▸ **Exercise prompt**
Find the lines that hold the word "every" and return them.

▸ **Materials provided**
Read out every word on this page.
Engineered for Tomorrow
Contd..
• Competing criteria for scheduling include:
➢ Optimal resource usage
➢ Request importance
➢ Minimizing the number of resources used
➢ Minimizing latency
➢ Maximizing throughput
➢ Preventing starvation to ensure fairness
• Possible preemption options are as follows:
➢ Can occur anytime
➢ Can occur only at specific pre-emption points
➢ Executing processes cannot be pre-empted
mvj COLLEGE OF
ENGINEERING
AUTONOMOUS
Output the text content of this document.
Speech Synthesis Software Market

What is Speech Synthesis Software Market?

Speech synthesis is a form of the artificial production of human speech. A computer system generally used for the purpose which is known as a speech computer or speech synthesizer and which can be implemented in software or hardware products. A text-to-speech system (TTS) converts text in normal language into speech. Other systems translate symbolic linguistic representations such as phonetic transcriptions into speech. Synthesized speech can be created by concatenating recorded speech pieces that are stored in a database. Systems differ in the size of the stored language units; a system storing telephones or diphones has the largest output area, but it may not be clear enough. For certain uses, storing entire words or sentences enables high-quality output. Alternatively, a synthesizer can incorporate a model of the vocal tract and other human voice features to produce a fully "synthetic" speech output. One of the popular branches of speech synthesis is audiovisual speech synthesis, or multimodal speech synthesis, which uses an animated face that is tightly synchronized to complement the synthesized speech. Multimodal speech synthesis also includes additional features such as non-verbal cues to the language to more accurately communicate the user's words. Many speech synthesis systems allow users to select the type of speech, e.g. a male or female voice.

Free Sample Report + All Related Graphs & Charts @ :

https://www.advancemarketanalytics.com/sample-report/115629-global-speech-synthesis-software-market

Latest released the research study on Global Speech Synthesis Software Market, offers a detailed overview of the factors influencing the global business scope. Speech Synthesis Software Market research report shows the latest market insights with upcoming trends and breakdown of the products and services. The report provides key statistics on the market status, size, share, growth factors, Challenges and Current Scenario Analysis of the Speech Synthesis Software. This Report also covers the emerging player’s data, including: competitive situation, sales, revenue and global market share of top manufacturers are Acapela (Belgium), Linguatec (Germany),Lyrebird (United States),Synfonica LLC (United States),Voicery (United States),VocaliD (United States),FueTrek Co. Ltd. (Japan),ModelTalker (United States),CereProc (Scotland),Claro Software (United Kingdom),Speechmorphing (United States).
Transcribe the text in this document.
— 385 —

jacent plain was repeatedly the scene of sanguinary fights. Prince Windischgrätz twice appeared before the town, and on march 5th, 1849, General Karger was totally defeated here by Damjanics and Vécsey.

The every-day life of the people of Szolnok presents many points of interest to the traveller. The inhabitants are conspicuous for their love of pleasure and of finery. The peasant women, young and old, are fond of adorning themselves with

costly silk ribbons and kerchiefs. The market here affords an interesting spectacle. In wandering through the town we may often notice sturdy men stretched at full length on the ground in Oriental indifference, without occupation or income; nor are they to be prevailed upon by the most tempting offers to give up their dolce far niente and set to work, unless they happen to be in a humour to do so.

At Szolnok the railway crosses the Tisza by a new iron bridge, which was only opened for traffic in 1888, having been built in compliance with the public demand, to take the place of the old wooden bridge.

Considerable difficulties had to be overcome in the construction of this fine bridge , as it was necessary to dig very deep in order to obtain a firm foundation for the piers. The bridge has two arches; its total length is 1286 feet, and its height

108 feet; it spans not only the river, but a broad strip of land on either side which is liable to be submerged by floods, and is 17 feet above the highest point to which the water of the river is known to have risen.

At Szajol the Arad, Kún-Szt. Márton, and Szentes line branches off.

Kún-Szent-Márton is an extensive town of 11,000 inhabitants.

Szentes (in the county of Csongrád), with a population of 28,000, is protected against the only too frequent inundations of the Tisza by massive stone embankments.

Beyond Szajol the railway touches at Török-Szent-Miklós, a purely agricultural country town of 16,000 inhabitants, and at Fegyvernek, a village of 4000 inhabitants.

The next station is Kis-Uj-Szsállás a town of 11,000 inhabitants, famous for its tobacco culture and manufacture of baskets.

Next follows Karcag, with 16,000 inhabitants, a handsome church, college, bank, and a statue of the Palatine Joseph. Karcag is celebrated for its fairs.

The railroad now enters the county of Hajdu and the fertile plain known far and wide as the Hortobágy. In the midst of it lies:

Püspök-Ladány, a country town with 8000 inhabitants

▸ **Final result**
Read out every word on this page.
The every-day life of the people of Szolnok presents many points of interest to the traveller. The inhabitants are conspicuous for their love of pleasure and of finery. The peasant women, young and old, are fond of adorning themselves with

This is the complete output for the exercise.